TASK TO CARRY OUT: Copy every line that contains the string "energy" from the entries below.

TASK INPUT:
* * * * * * *

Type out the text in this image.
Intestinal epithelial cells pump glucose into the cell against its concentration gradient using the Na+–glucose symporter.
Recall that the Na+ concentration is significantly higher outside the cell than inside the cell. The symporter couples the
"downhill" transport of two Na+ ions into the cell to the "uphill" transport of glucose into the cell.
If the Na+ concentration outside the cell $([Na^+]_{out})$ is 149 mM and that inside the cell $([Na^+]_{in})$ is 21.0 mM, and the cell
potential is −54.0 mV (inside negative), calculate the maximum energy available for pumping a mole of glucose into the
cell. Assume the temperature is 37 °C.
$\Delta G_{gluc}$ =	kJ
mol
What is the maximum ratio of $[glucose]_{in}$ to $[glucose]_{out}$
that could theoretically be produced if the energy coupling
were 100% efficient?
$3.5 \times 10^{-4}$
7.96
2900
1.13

* * * * * * *

SOLVED PROBLEM:
potential is −54.0 mV (inside negative), calculate the maximum energy available for pumping a mole of glucose into the
that could theoretically be produced if the energy coupling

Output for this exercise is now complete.